◆ **Objective**: Check each line below for "name" and report how many have it, nothing else.

◆ **Supplied material**:
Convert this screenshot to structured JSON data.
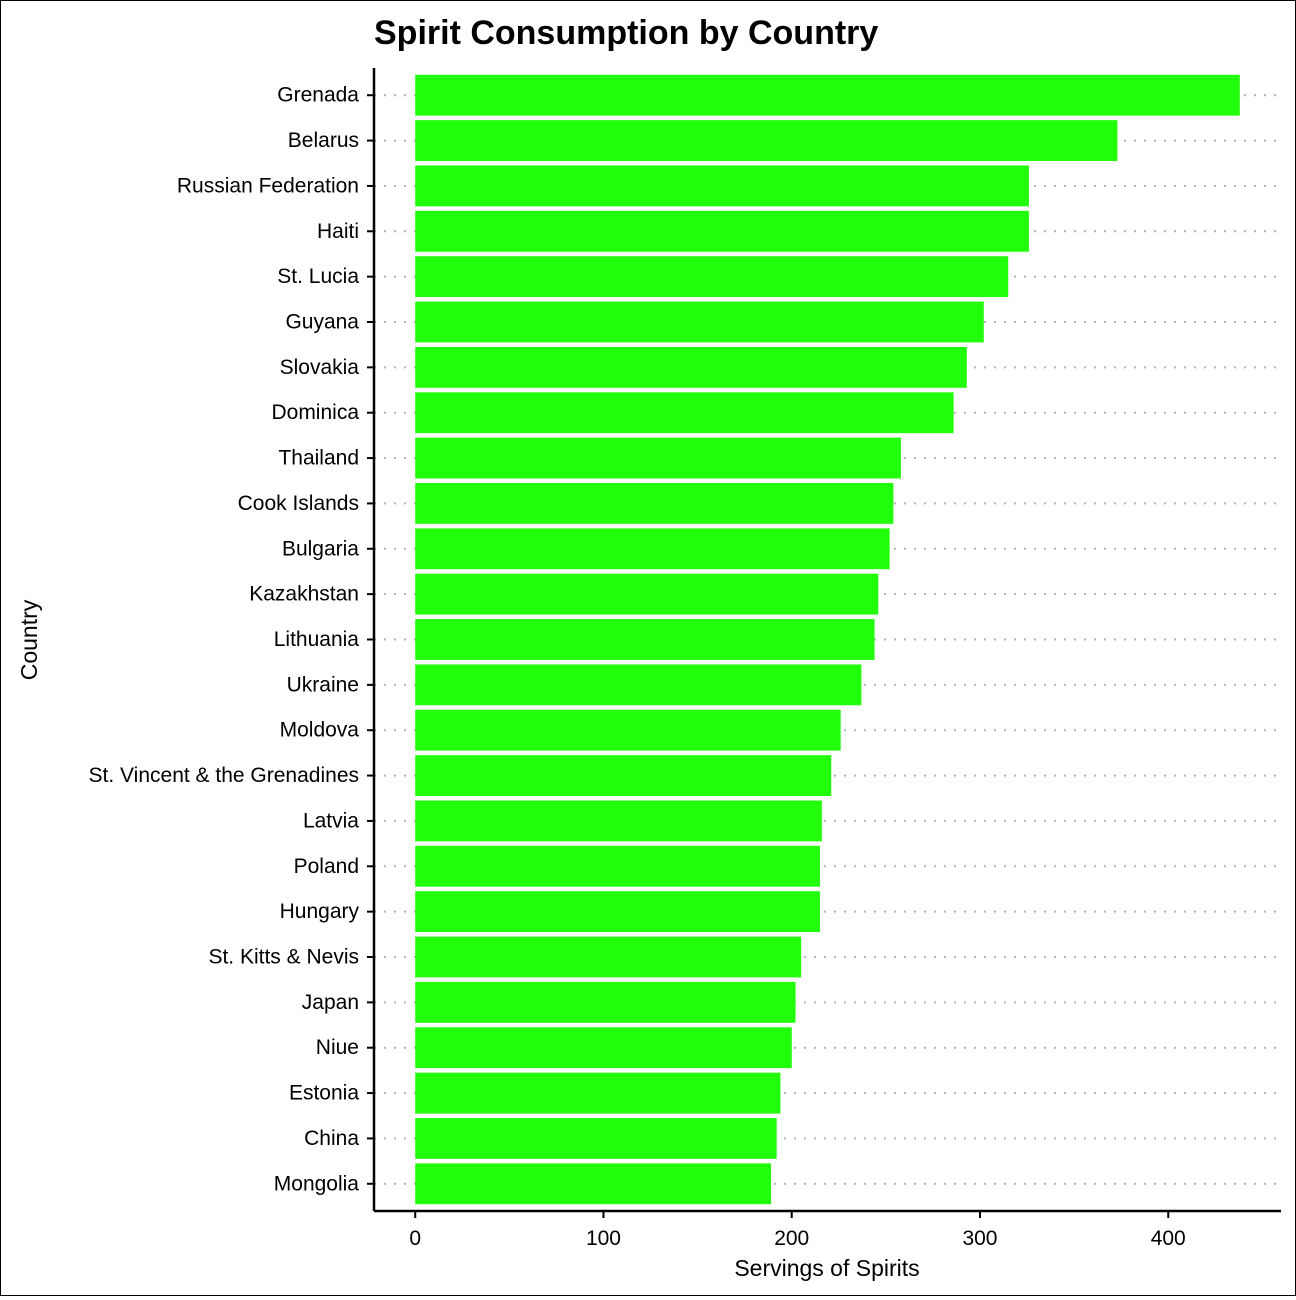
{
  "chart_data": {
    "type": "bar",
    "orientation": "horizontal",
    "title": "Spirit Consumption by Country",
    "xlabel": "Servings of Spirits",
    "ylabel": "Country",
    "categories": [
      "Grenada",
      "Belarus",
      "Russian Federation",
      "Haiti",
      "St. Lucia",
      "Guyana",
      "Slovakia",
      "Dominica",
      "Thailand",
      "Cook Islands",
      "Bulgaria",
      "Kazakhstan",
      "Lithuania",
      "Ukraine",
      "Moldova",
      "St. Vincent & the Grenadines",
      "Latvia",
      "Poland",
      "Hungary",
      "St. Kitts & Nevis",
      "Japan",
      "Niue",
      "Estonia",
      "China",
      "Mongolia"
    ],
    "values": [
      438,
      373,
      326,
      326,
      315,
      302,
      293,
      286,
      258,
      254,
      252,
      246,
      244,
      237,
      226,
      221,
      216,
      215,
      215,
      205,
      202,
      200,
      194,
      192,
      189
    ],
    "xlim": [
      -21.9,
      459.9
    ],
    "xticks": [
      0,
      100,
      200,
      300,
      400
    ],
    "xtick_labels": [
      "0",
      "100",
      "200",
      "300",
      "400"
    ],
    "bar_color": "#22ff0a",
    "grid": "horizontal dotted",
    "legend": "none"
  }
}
...
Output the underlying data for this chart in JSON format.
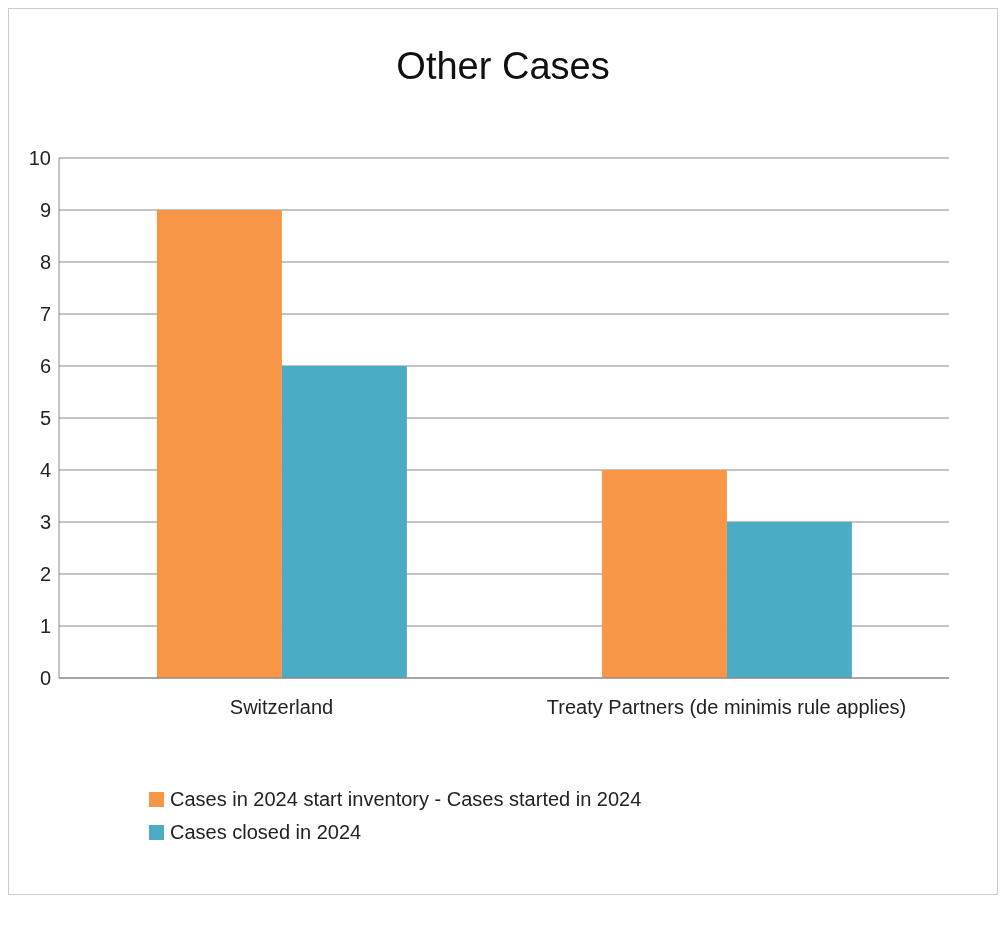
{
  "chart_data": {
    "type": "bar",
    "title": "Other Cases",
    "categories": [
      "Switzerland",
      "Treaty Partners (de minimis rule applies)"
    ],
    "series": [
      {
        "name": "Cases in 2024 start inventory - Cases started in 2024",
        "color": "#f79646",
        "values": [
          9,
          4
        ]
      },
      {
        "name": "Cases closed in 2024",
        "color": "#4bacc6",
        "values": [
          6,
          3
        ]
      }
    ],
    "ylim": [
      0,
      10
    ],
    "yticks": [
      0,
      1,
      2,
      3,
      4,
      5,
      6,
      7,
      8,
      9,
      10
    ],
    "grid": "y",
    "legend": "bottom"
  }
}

◆ **Task answer**: 2